Given exercise: In the entries below, count the lines holding "frac". Reply with the number only.

Listed records:
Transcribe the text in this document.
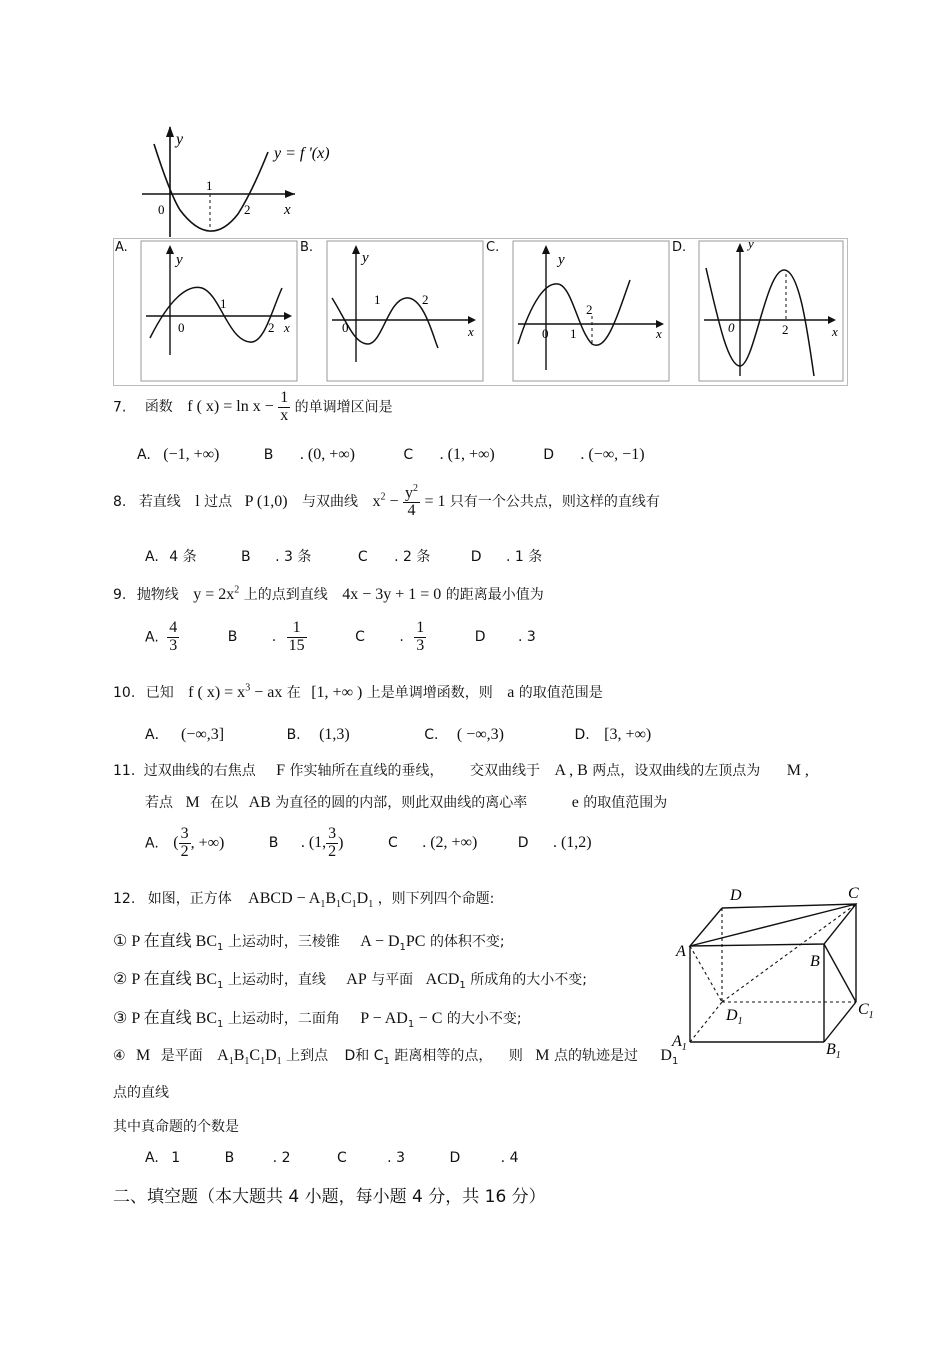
y
x
y = f '(x)
1
2
0
A.
y
x
0
1
2
B.
y
x
0
1	2
C.
y
x
0 1
2
D.	y
x
0	2
7. 函数 f ( $x) = \ln x - \frac{1}{x}$ 的单调增区间是
A. (−1, +∞)	B . (0, +∞)	C . (1, +∞)	D . (−∞, −1)
8. 若直线 l 过点 P (1,0) 与双曲线 $x^2 - \frac{y^2}{4} = 1$ 只有一个公共点，则这样的直线有
A. 4 条	B . 3 条	C . 2 条	D . 1 条
9. 抛物线 $y = 2x^2$ 上的点到直线 4x − 3y + 1 = 0 的距离最小值为
A. $\frac{4}{3}$	B . $\frac{1}{15}$	C . $\frac{1}{3}$	D . 3
10. 已知 f ( $x) = x^3$ − ax 在 [1, +∞ ) 上是单调增函数，则 a 的取值范围是
A． (−∞,3]	B. (1,3)	C. ( −∞,3)	D. [3, +∞)
11. 过双曲线的右焦点 F 作实轴所在直线的垂线， 交双曲线于 A , B 两点，设双曲线的左顶点为 M ,
若点 M 在以 AB 为直径的圆的内部，则此双曲线的离心率	e 的取值范围为
A. ( $\frac{3}{2}$ , +∞)	B . (1, $\frac{3}{2}$ )	C . (2, +∞)	D . (1,2)
12. 如图，正方体 ABCD − $A_1B_1C_1D_1$ ，则下列四个命题:
① P 在直线 $BC_1$ 上运动时，三棱锥 $A - D_1PC$ 的体积不变;
② P 在直线 $BC_1$ 上运动时，直线 AP 与平面 $ACD_1$ 所成角的大小不变;
③ P 在直线 $BC_1$ 上运动时，二面角 $P - AD_1 - C$ 的大小不变;
④ M 是平面 $A_1B_1C_1D_1$ 上到点 D和 $C_1$ 距离相等的点， 则 M 点的轨迹是过 $D_1$
点的直线
其中真命题的个数是
A. 1	B	. 2	C	. 3	D	. 4
D	C
A
B
$D_1$
$C_1$
$A_1$	$B_1$
二、填空题（本大题共 4 小题，每小题 4 分，共 16 分）
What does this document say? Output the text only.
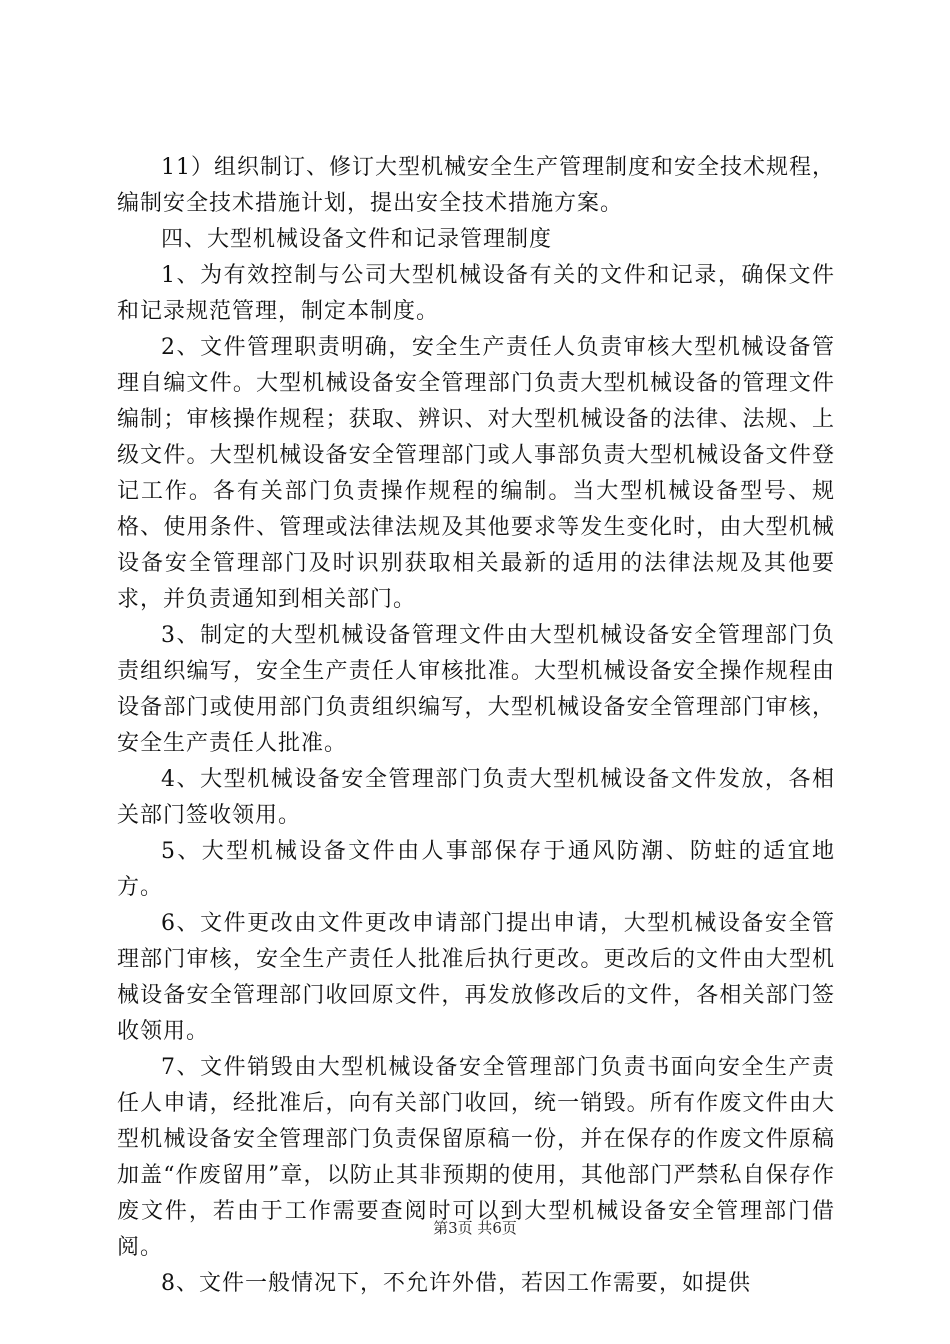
11）组织制订、修订大型机械安全生产管理制度和安全技术规程，编制安全技术措施计划，提出安全技术措施方案。

四、大型机械设备文件和记录管理制度

1、为有效控制与公司大型机械设备有关的文件和记录，确保文件和记录规范管理，制定本制度。

2、文件管理职责明确，安全生产责任人负责审核大型机械设备管理自编文件。大型机械设备安全管理部门负责大型机械设备的管理文件编制；审核操作规程；获取、辨识、对大型机械设备的法律、法规、上级文件。大型机械设备安全管理部门或人事部负责大型机械设备文件登记工作。各有关部门负责操作规程的编制。当大型机械设备型号、规格、使用条件、管理或法律法规及其他要求等发生变化时，由大型机械设备安全管理部门及时识别获取相关最新的适用的法律法规及其他要求，并负责通知到相关部门。

3、制定的大型机械设备管理文件由大型机械设备安全管理部门负责组织编写，安全生产责任人审核批准。大型机械设备安全操作规程由设备部门或使用部门负责组织编写，大型机械设备安全管理部门审核，安全生产责任人批准。

4、大型机械设备安全管理部门负责大型机械设备文件发放，各相关部门签收领用。

5、大型机械设备文件由人事部保存于通风防潮、防蛀的适宜地方。

6、文件更改由文件更改申请部门提出申请，大型机械设备安全管理部门审核，安全生产责任人批准后执行更改。更改后的文件由大型机械设备安全管理部门收回原文件，再发放修改后的文件，各相关部门签收领用。

7、文件销毁由大型机械设备安全管理部门负责书面向安全生产责任人申请，经批准后，向有关部门收回，统一销毁。所有作废文件由大型机械设备安全管理部门负责保留原稿一份，并在保存的作废文件原稿加盖“作废留用”章，以防止其非预期的使用，其他部门严禁私自保存作废文件，若由于工作需要查阅时可以到大型机械设备安全管理部门借阅。

8、文件一般情况下，不允许外借，若因工作需要，如提供

第3页 共6页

Exercise result: 4